_DATA LINES:_

== == ==

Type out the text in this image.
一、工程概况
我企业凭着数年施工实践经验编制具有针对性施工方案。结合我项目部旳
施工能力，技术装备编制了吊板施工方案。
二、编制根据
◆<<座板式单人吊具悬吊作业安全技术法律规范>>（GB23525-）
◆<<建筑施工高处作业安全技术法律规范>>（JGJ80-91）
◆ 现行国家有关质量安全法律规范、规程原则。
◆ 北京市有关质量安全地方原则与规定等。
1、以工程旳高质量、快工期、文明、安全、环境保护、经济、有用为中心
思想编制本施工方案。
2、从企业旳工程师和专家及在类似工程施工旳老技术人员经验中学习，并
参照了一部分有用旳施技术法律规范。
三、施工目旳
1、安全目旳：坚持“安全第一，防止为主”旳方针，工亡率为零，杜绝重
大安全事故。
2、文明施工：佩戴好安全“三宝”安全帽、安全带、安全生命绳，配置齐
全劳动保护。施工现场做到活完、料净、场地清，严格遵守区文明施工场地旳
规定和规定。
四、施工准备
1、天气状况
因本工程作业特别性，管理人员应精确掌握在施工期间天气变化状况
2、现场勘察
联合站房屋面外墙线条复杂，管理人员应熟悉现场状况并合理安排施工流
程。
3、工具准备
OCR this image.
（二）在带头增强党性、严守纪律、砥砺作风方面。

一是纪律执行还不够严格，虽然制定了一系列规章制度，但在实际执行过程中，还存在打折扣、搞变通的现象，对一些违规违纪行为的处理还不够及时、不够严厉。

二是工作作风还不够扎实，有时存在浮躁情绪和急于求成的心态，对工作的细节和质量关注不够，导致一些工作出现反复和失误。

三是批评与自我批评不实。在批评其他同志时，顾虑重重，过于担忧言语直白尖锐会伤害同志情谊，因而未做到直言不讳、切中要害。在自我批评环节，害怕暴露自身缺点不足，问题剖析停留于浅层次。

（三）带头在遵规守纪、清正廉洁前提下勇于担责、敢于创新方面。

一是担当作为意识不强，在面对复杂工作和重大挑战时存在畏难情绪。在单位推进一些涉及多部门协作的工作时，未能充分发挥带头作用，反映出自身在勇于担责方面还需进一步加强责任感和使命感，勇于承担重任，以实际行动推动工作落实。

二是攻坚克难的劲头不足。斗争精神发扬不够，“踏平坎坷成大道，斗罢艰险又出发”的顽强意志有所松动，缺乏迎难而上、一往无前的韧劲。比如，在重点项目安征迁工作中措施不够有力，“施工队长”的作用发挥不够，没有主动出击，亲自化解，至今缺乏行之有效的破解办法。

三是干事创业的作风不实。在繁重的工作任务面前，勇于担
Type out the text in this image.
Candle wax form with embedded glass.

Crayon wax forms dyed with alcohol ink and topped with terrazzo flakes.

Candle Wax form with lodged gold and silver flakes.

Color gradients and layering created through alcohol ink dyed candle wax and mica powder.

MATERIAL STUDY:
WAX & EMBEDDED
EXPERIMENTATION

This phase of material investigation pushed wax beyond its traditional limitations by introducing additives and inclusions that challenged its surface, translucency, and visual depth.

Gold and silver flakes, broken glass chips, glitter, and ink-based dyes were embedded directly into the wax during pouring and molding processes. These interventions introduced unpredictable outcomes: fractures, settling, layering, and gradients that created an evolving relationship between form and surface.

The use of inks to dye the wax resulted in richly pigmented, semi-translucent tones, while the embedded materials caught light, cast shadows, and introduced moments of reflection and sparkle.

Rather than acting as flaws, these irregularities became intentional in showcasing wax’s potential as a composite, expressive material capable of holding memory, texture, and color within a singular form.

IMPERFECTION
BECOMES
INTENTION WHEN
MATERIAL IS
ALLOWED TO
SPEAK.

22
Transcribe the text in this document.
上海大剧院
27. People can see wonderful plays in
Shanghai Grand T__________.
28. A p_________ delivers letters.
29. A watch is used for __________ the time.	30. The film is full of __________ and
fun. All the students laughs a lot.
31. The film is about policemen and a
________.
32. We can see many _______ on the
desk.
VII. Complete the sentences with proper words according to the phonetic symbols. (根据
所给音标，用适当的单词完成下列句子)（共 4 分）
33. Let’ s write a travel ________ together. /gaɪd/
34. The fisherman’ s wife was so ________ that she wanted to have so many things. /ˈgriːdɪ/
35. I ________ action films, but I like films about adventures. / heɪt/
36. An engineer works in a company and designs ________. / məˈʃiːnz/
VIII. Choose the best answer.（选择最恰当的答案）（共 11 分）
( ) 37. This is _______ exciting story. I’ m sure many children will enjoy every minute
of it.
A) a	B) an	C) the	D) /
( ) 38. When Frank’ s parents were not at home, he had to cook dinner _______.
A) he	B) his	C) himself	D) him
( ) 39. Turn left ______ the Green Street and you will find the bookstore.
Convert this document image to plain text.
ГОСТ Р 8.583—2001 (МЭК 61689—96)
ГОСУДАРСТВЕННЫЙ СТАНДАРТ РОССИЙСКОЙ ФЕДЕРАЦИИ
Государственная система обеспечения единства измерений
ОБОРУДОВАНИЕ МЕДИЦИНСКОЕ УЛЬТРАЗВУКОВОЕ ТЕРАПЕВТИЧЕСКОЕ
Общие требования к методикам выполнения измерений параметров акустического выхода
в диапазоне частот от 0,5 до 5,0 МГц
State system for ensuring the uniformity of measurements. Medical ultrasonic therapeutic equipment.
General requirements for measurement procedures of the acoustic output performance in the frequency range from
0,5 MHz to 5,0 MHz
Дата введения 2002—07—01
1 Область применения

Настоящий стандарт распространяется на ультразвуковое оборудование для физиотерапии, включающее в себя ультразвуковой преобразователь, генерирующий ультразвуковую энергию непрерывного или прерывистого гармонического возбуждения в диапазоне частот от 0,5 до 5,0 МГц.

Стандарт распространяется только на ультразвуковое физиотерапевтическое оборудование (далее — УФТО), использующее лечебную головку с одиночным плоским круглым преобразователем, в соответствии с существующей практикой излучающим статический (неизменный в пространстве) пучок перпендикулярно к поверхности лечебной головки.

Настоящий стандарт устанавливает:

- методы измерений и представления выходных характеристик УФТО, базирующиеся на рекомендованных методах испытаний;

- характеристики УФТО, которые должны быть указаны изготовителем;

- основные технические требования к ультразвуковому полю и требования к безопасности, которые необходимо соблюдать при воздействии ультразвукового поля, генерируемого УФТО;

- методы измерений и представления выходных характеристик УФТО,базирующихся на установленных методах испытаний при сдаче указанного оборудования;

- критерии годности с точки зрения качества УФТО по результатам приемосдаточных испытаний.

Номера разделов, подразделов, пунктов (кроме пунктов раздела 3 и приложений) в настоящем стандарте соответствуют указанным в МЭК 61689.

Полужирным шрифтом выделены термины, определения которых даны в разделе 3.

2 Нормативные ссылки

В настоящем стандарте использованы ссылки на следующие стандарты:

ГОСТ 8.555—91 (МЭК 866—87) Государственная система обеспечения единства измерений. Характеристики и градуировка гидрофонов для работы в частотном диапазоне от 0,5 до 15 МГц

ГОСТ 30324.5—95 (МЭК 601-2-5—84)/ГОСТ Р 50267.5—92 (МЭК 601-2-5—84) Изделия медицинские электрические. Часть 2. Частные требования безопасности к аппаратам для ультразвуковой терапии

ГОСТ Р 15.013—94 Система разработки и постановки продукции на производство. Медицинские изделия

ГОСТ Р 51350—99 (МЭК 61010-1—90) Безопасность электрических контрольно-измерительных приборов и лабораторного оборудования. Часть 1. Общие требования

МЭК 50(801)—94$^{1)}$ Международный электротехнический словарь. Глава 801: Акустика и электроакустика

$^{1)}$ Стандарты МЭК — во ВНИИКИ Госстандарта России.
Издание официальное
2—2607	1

== == ==

_GIVEN PROBLEM:_ Write down the full listing again, exactly.

_THE REPLY:_
Type out the text in this image.
一、工程概况
我企业凭着数年施工实践经验编制具有针对性施工方案。结合我项目部旳
施工能力，技术装备编制了吊板施工方案。
二、编制根据
◆<<座板式单人吊具悬吊作业安全技术法律规范>>（GB23525-）
◆<<建筑施工高处作业安全技术法律规范>>（JGJ80-91）
◆ 现行国家有关质量安全法律规范、规程原则。
◆ 北京市有关质量安全地方原则与规定等。
1、以工程旳高质量、快工期、文明、安全、环境保护、经济、有用为中心
思想编制本施工方案。
2、从企业旳工程师和专家及在类似工程施工旳老技术人员经验中学习，并
参照了一部分有用旳施技术法律规范。
三、施工目旳
1、安全目旳：坚持“安全第一，防止为主”旳方针，工亡率为零，杜绝重
大安全事故。
2、文明施工：佩戴好安全“三宝”安全帽、安全带、安全生命绳，配置齐
全劳动保护。施工现场做到活完、料净、场地清，严格遵守区文明施工场地旳
规定和规定。
四、施工准备
1、天气状况
因本工程作业特别性，管理人员应精确掌握在施工期间天气变化状况
2、现场勘察
联合站房屋面外墙线条复杂，管理人员应熟悉现场状况并合理安排施工流
程。
3、工具准备
OCR this image.
（二）在带头增强党性、严守纪律、砥砺作风方面。

一是纪律执行还不够严格，虽然制定了一系列规章制度，但在实际执行过程中，还存在打折扣、搞变通的现象，对一些违规违纪行为的处理还不够及时、不够严厉。

二是工作作风还不够扎实，有时存在浮躁情绪和急于求成的心态，对工作的细节和质量关注不够，导致一些工作出现反复和失误。

三是批评与自我批评不实。在批评其他同志时，顾虑重重，过于担忧言语直白尖锐会伤害同志情谊，因而未做到直言不讳、切中要害。在自我批评环节，害怕暴露自身缺点不足，问题剖析停留于浅层次。

（三）带头在遵规守纪、清正廉洁前提下勇于担责、敢于创新方面。

一是担当作为意识不强，在面对复杂工作和重大挑战时存在畏难情绪。在单位推进一些涉及多部门协作的工作时，未能充分发挥带头作用，反映出自身在勇于担责方面还需进一步加强责任感和使命感，勇于承担重任，以实际行动推动工作落实。

二是攻坚克难的劲头不足。斗争精神发扬不够，“踏平坎坷成大道，斗罢艰险又出发”的顽强意志有所松动，缺乏迎难而上、一往无前的韧劲。比如，在重点项目安征迁工作中措施不够有力，“施工队长”的作用发挥不够，没有主动出击，亲自化解，至今缺乏行之有效的破解办法。

三是干事创业的作风不实。在繁重的工作任务面前，勇于担
Type out the text in this image.
Candle wax form with embedded glass.

Crayon wax forms dyed with alcohol ink and topped with terrazzo flakes.

Candle Wax form with lodged gold and silver flakes.

Color gradients and layering created through alcohol ink dyed candle wax and mica powder.

MATERIAL STUDY:
WAX & EMBEDDED
EXPERIMENTATION

This phase of material investigation pushed wax beyond its traditional limitations by introducing additives and inclusions that challenged its surface, translucency, and visual depth.

Gold and silver flakes, broken glass chips, glitter, and ink-based dyes were embedded directly into the wax during pouring and molding processes. These interventions introduced unpredictable outcomes: fractures, settling, layering, and gradients that created an evolving relationship between form and surface.

The use of inks to dye the wax resulted in richly pigmented, semi-translucent tones, while the embedded materials caught light, cast shadows, and introduced moments of reflection and sparkle.

Rather than acting as flaws, these irregularities became intentional in showcasing wax’s potential as a composite, expressive material capable of holding memory, texture, and color within a singular form.

IMPERFECTION
BECOMES
INTENTION WHEN
MATERIAL IS
ALLOWED TO
SPEAK.

22
Transcribe the text in this document.
上海大剧院
27. People can see wonderful plays in
Shanghai Grand T__________.
28. A p_________ delivers letters.
29. A watch is used for __________ the time.	30. The film is full of __________ and
fun. All the students laughs a lot.
31. The film is about policemen and a
________.
32. We can see many _______ on the
desk.
VII. Complete the sentences with proper words according to the phonetic symbols. (根据
所给音标，用适当的单词完成下列句子)（共 4 分）
33. Let’ s write a travel ________ together. /gaɪd/
34. The fisherman’ s wife was so ________ that she wanted to have so many things. /ˈgriːdɪ/
35. I ________ action films, but I like films about adventures. / heɪt/
36. An engineer works in a company and designs ________. / məˈʃiːnz/
VIII. Choose the best answer.（选择最恰当的答案）（共 11 分）
( ) 37. This is _______ exciting story. I’ m sure many children will enjoy every minute
of it.
A) a	B) an	C) the	D) /
( ) 38. When Frank’ s parents were not at home, he had to cook dinner _______.
A) he	B) his	C) himself	D) him
( ) 39. Turn left ______ the Green Street and you will find the bookstore.
Convert this document image to plain text.
ГОСТ Р 8.583—2001 (МЭК 61689—96)
ГОСУДАРСТВЕННЫЙ СТАНДАРТ РОССИЙСКОЙ ФЕДЕРАЦИИ
Государственная система обеспечения единства измерений
ОБОРУДОВАНИЕ МЕДИЦИНСКОЕ УЛЬТРАЗВУКОВОЕ ТЕРАПЕВТИЧЕСКОЕ
Общие требования к методикам выполнения измерений параметров акустического выхода
в диапазоне частот от 0,5 до 5,0 МГц
State system for ensuring the uniformity of measurements. Medical ultrasonic therapeutic equipment.
General requirements for measurement procedures of the acoustic output performance in the frequency range from
0,5 MHz to 5,0 MHz
Дата введения 2002—07—01
1 Область применения

Настоящий стандарт распространяется на ультразвуковое оборудование для физиотерапии, включающее в себя ультразвуковой преобразователь, генерирующий ультразвуковую энергию непрерывного или прерывистого гармонического возбуждения в диапазоне частот от 0,5 до 5,0 МГц.

Стандарт распространяется только на ультразвуковое физиотерапевтическое оборудование (далее — УФТО), использующее лечебную головку с одиночным плоским круглым преобразователем, в соответствии с существующей практикой излучающим статический (неизменный в пространстве) пучок перпендикулярно к поверхности лечебной головки.

Настоящий стандарт устанавливает:

- методы измерений и представления выходных характеристик УФТО, базирующиеся на рекомендованных методах испытаний;

- характеристики УФТО, которые должны быть указаны изготовителем;

- основные технические требования к ультразвуковому полю и требования к безопасности, которые необходимо соблюдать при воздействии ультразвукового поля, генерируемого УФТО;

- методы измерений и представления выходных характеристик УФТО,базирующихся на установленных методах испытаний при сдаче указанного оборудования;

- критерии годности с точки зрения качества УФТО по результатам приемосдаточных испытаний.

Номера разделов, подразделов, пунктов (кроме пунктов раздела 3 и приложений) в настоящем стандарте соответствуют указанным в МЭК 61689.

Полужирным шрифтом выделены термины, определения которых даны в разделе 3.

2 Нормативные ссылки

В настоящем стандарте использованы ссылки на следующие стандарты:

ГОСТ 8.555—91 (МЭК 866—87) Государственная система обеспечения единства измерений. Характеристики и градуировка гидрофонов для работы в частотном диапазоне от 0,5 до 15 МГц

ГОСТ 30324.5—95 (МЭК 601-2-5—84)/ГОСТ Р 50267.5—92 (МЭК 601-2-5—84) Изделия медицинские электрические. Часть 2. Частные требования безопасности к аппаратам для ультразвуковой терапии

ГОСТ Р 15.013—94 Система разработки и постановки продукции на производство. Медицинские изделия

ГОСТ Р 51350—99 (МЭК 61010-1—90) Безопасность электрических контрольно-измерительных приборов и лабораторного оборудования. Часть 1. Общие требования

МЭК 50(801)—94$^{1)}$ Международный электротехнический словарь. Глава 801: Акустика и электроакустика

$^{1)}$ Стандарты МЭК — во ВНИИКИ Госстандарта России.
Издание официальное
2—2607	1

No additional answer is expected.